What is being asked - Skip the pictures. Copy all the rest of the records down exactly.
** start Records for the exercise **
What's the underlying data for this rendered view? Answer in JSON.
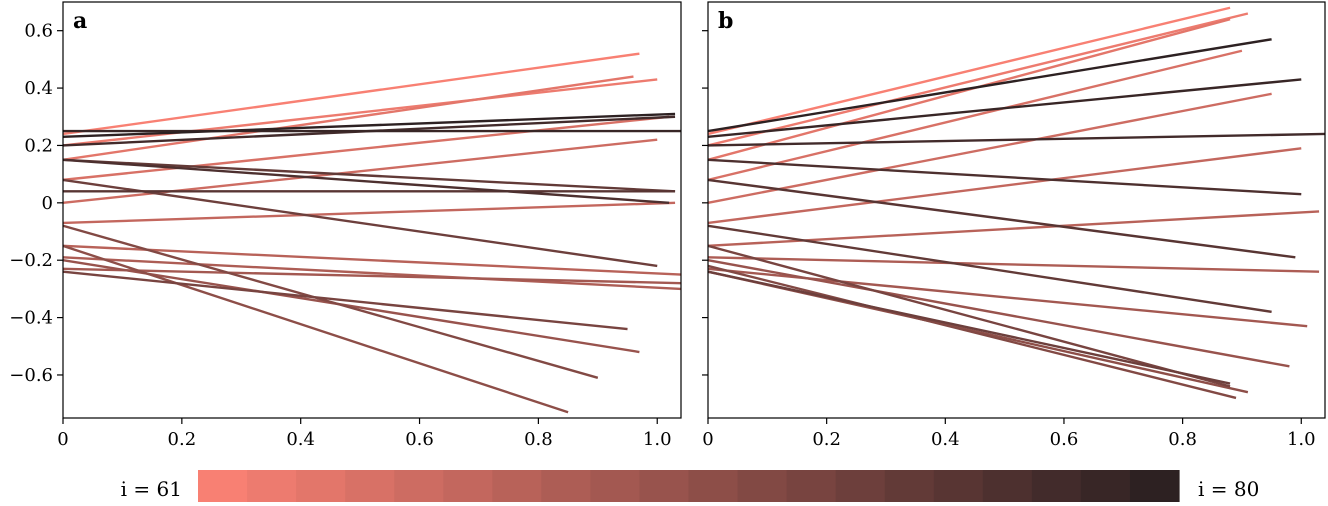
{
  "chart_data": [
    {
      "type": "line",
      "panel_label": "a",
      "xlim": [
        0,
        1.04
      ],
      "ylim": [
        -0.75,
        0.7
      ],
      "xticks": [
        "0",
        "0.2",
        "0.4",
        "0.6",
        "0.8",
        "1.0"
      ],
      "yticks": [
        "0.6",
        "0.4",
        "0.2",
        "0",
        "−0.2",
        "−0.4",
        "−0.6"
      ],
      "colormap": {
        "start_index": 61,
        "end_index": 80,
        "start_color": "#f88073",
        "end_color": "#2d2122"
      },
      "series": [
        {
          "i": 61,
          "x": [
            0,
            0.97
          ],
          "y": [
            0.24,
            0.52
          ]
        },
        {
          "i": 62,
          "x": [
            0,
            1.0
          ],
          "y": [
            0.2,
            0.43
          ]
        },
        {
          "i": 63,
          "x": [
            0,
            0.96
          ],
          "y": [
            0.15,
            0.44
          ]
        },
        {
          "i": 64,
          "x": [
            0,
            1.02
          ],
          "y": [
            0.08,
            0.3
          ]
        },
        {
          "i": 65,
          "x": [
            0,
            1.0
          ],
          "y": [
            0.0,
            0.22
          ]
        },
        {
          "i": 66,
          "x": [
            0,
            1.03
          ],
          "y": [
            -0.07,
            0.0
          ]
        },
        {
          "i": 67,
          "x": [
            0,
            1.04
          ],
          "y": [
            -0.15,
            -0.25
          ]
        },
        {
          "i": 68,
          "x": [
            0,
            1.04
          ],
          "y": [
            -0.19,
            -0.3
          ]
        },
        {
          "i": 69,
          "x": [
            0,
            1.04
          ],
          "y": [
            -0.23,
            -0.28
          ]
        },
        {
          "i": 70,
          "x": [
            0,
            0.97
          ],
          "y": [
            -0.2,
            -0.52
          ]
        },
        {
          "i": 71,
          "x": [
            0,
            0.85
          ],
          "y": [
            -0.15,
            -0.73
          ]
        },
        {
          "i": 72,
          "x": [
            0,
            0.9
          ],
          "y": [
            -0.08,
            -0.61
          ]
        },
        {
          "i": 73,
          "x": [
            0,
            0.95
          ],
          "y": [
            -0.24,
            -0.44
          ]
        },
        {
          "i": 74,
          "x": [
            0,
            1.0
          ],
          "y": [
            0.08,
            -0.22
          ]
        },
        {
          "i": 75,
          "x": [
            0,
            1.03
          ],
          "y": [
            0.15,
            0.04
          ]
        },
        {
          "i": 76,
          "x": [
            0,
            1.03
          ],
          "y": [
            0.04,
            0.04
          ]
        },
        {
          "i": 77,
          "x": [
            0,
            1.02
          ],
          "y": [
            0.15,
            0.0
          ]
        },
        {
          "i": 78,
          "x": [
            0,
            1.03
          ],
          "y": [
            0.2,
            0.3
          ]
        },
        {
          "i": 79,
          "x": [
            0,
            1.04
          ],
          "y": [
            0.25,
            0.25
          ]
        },
        {
          "i": 80,
          "x": [
            0,
            1.03
          ],
          "y": [
            0.23,
            0.31
          ]
        }
      ]
    },
    {
      "type": "line",
      "panel_label": "b",
      "xlim": [
        0,
        1.04
      ],
      "ylim": [
        -0.75,
        0.7
      ],
      "xticks": [
        "0",
        "0.2",
        "0.4",
        "0.6",
        "0.8",
        "1.0"
      ],
      "colormap": {
        "start_index": 61,
        "end_index": 80,
        "start_color": "#f88073",
        "end_color": "#2d2122"
      },
      "series": [
        {
          "i": 61,
          "x": [
            0,
            0.88
          ],
          "y": [
            0.24,
            0.68
          ]
        },
        {
          "i": 62,
          "x": [
            0,
            0.91
          ],
          "y": [
            0.2,
            0.66
          ]
        },
        {
          "i": 63,
          "x": [
            0,
            0.88
          ],
          "y": [
            0.15,
            0.64
          ]
        },
        {
          "i": 64,
          "x": [
            0,
            0.9
          ],
          "y": [
            0.08,
            0.53
          ]
        },
        {
          "i": 65,
          "x": [
            0,
            0.95
          ],
          "y": [
            0.0,
            0.38
          ]
        },
        {
          "i": 66,
          "x": [
            0,
            1.0
          ],
          "y": [
            -0.07,
            0.19
          ]
        },
        {
          "i": 67,
          "x": [
            0,
            1.03
          ],
          "y": [
            -0.15,
            -0.03
          ]
        },
        {
          "i": 68,
          "x": [
            0,
            1.03
          ],
          "y": [
            -0.19,
            -0.24
          ]
        },
        {
          "i": 69,
          "x": [
            0,
            1.01
          ],
          "y": [
            -0.23,
            -0.43
          ]
        },
        {
          "i": 70,
          "x": [
            0,
            0.98
          ],
          "y": [
            -0.2,
            -0.57
          ]
        },
        {
          "i": 71,
          "x": [
            0,
            0.91
          ],
          "y": [
            -0.24,
            -0.66
          ]
        },
        {
          "i": 72,
          "x": [
            0,
            0.89
          ],
          "y": [
            -0.22,
            -0.68
          ]
        },
        {
          "i": 73,
          "x": [
            0,
            0.88
          ],
          "y": [
            -0.15,
            -0.64
          ]
        },
        {
          "i": 74,
          "x": [
            0,
            0.88
          ],
          "y": [
            -0.24,
            -0.63
          ]
        },
        {
          "i": 75,
          "x": [
            0,
            0.95
          ],
          "y": [
            -0.08,
            -0.38
          ]
        },
        {
          "i": 76,
          "x": [
            0,
            0.99
          ],
          "y": [
            0.08,
            -0.19
          ]
        },
        {
          "i": 77,
          "x": [
            0,
            1.0
          ],
          "y": [
            0.15,
            0.03
          ]
        },
        {
          "i": 78,
          "x": [
            0,
            1.04
          ],
          "y": [
            0.2,
            0.24
          ]
        },
        {
          "i": 79,
          "x": [
            0,
            1.0
          ],
          "y": [
            0.23,
            0.43
          ]
        },
        {
          "i": 80,
          "x": [
            0,
            0.95
          ],
          "y": [
            0.25,
            0.57
          ]
        }
      ]
    }
  ],
  "colorbar": {
    "left_label": "i = 61",
    "right_label": "i = 80",
    "segments": 20
  }
}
** end Records for the exercise **
Solution for this exercise -
What's the underlying data for this rendered view? Answer in JSON.
{
  "chart_data": [
    {
      "type": "line",
      "panel_label": "a",
      "xlim": [
        0,
        1.04
      ],
      "ylim": [
        -0.75,
        0.7
      ],
      "xticks": [
        "0",
        "0.2",
        "0.4",
        "0.6",
        "0.8",
        "1.0"
      ],
      "yticks": [
        "0.6",
        "0.4",
        "0.2",
        "0",
        "−0.2",
        "−0.4",
        "−0.6"
      ],
      "colormap": {
        "start_index": 61,
        "end_index": 80,
        "start_color": "#f88073",
        "end_color": "#2d2122"
      },
      "series": [
        {
          "i": 61,
          "x": [
            0,
            0.97
          ],
          "y": [
            0.24,
            0.52
          ]
        },
        {
          "i": 62,
          "x": [
            0,
            1.0
          ],
          "y": [
            0.2,
            0.43
          ]
        },
        {
          "i": 63,
          "x": [
            0,
            0.96
          ],
          "y": [
            0.15,
            0.44
          ]
        },
        {
          "i": 64,
          "x": [
            0,
            1.02
          ],
          "y": [
            0.08,
            0.3
          ]
        },
        {
          "i": 65,
          "x": [
            0,
            1.0
          ],
          "y": [
            0.0,
            0.22
          ]
        },
        {
          "i": 66,
          "x": [
            0,
            1.03
          ],
          "y": [
            -0.07,
            0.0
          ]
        },
        {
          "i": 67,
          "x": [
            0,
            1.04
          ],
          "y": [
            -0.15,
            -0.25
          ]
        },
        {
          "i": 68,
          "x": [
            0,
            1.04
          ],
          "y": [
            -0.19,
            -0.3
          ]
        },
        {
          "i": 69,
          "x": [
            0,
            1.04
          ],
          "y": [
            -0.23,
            -0.28
          ]
        },
        {
          "i": 70,
          "x": [
            0,
            0.97
          ],
          "y": [
            -0.2,
            -0.52
          ]
        },
        {
          "i": 71,
          "x": [
            0,
            0.85
          ],
          "y": [
            -0.15,
            -0.73
          ]
        },
        {
          "i": 72,
          "x": [
            0,
            0.9
          ],
          "y": [
            -0.08,
            -0.61
          ]
        },
        {
          "i": 73,
          "x": [
            0,
            0.95
          ],
          "y": [
            -0.24,
            -0.44
          ]
        },
        {
          "i": 74,
          "x": [
            0,
            1.0
          ],
          "y": [
            0.08,
            -0.22
          ]
        },
        {
          "i": 75,
          "x": [
            0,
            1.03
          ],
          "y": [
            0.15,
            0.04
          ]
        },
        {
          "i": 76,
          "x": [
            0,
            1.03
          ],
          "y": [
            0.04,
            0.04
          ]
        },
        {
          "i": 77,
          "x": [
            0,
            1.02
          ],
          "y": [
            0.15,
            0.0
          ]
        },
        {
          "i": 78,
          "x": [
            0,
            1.03
          ],
          "y": [
            0.2,
            0.3
          ]
        },
        {
          "i": 79,
          "x": [
            0,
            1.04
          ],
          "y": [
            0.25,
            0.25
          ]
        },
        {
          "i": 80,
          "x": [
            0,
            1.03
          ],
          "y": [
            0.23,
            0.31
          ]
        }
      ]
    },
    {
      "type": "line",
      "panel_label": "b",
      "xlim": [
        0,
        1.04
      ],
      "ylim": [
        -0.75,
        0.7
      ],
      "xticks": [
        "0",
        "0.2",
        "0.4",
        "0.6",
        "0.8",
        "1.0"
      ],
      "colormap": {
        "start_index": 61,
        "end_index": 80,
        "start_color": "#f88073",
        "end_color": "#2d2122"
      },
      "series": [
        {
          "i": 61,
          "x": [
            0,
            0.88
          ],
          "y": [
            0.24,
            0.68
          ]
        },
        {
          "i": 62,
          "x": [
            0,
            0.91
          ],
          "y": [
            0.2,
            0.66
          ]
        },
        {
          "i": 63,
          "x": [
            0,
            0.88
          ],
          "y": [
            0.15,
            0.64
          ]
        },
        {
          "i": 64,
          "x": [
            0,
            0.9
          ],
          "y": [
            0.08,
            0.53
          ]
        },
        {
          "i": 65,
          "x": [
            0,
            0.95
          ],
          "y": [
            0.0,
            0.38
          ]
        },
        {
          "i": 66,
          "x": [
            0,
            1.0
          ],
          "y": [
            -0.07,
            0.19
          ]
        },
        {
          "i": 67,
          "x": [
            0,
            1.03
          ],
          "y": [
            -0.15,
            -0.03
          ]
        },
        {
          "i": 68,
          "x": [
            0,
            1.03
          ],
          "y": [
            -0.19,
            -0.24
          ]
        },
        {
          "i": 69,
          "x": [
            0,
            1.01
          ],
          "y": [
            -0.23,
            -0.43
          ]
        },
        {
          "i": 70,
          "x": [
            0,
            0.98
          ],
          "y": [
            -0.2,
            -0.57
          ]
        },
        {
          "i": 71,
          "x": [
            0,
            0.91
          ],
          "y": [
            -0.24,
            -0.66
          ]
        },
        {
          "i": 72,
          "x": [
            0,
            0.89
          ],
          "y": [
            -0.22,
            -0.68
          ]
        },
        {
          "i": 73,
          "x": [
            0,
            0.88
          ],
          "y": [
            -0.15,
            -0.64
          ]
        },
        {
          "i": 74,
          "x": [
            0,
            0.88
          ],
          "y": [
            -0.24,
            -0.63
          ]
        },
        {
          "i": 75,
          "x": [
            0,
            0.95
          ],
          "y": [
            -0.08,
            -0.38
          ]
        },
        {
          "i": 76,
          "x": [
            0,
            0.99
          ],
          "y": [
            0.08,
            -0.19
          ]
        },
        {
          "i": 77,
          "x": [
            0,
            1.0
          ],
          "y": [
            0.15,
            0.03
          ]
        },
        {
          "i": 78,
          "x": [
            0,
            1.04
          ],
          "y": [
            0.2,
            0.24
          ]
        },
        {
          "i": 79,
          "x": [
            0,
            1.0
          ],
          "y": [
            0.23,
            0.43
          ]
        },
        {
          "i": 80,
          "x": [
            0,
            0.95
          ],
          "y": [
            0.25,
            0.57
          ]
        }
      ]
    }
  ],
  "colorbar": {
    "left_label": "i = 61",
    "right_label": "i = 80",
    "segments": 20
  }
}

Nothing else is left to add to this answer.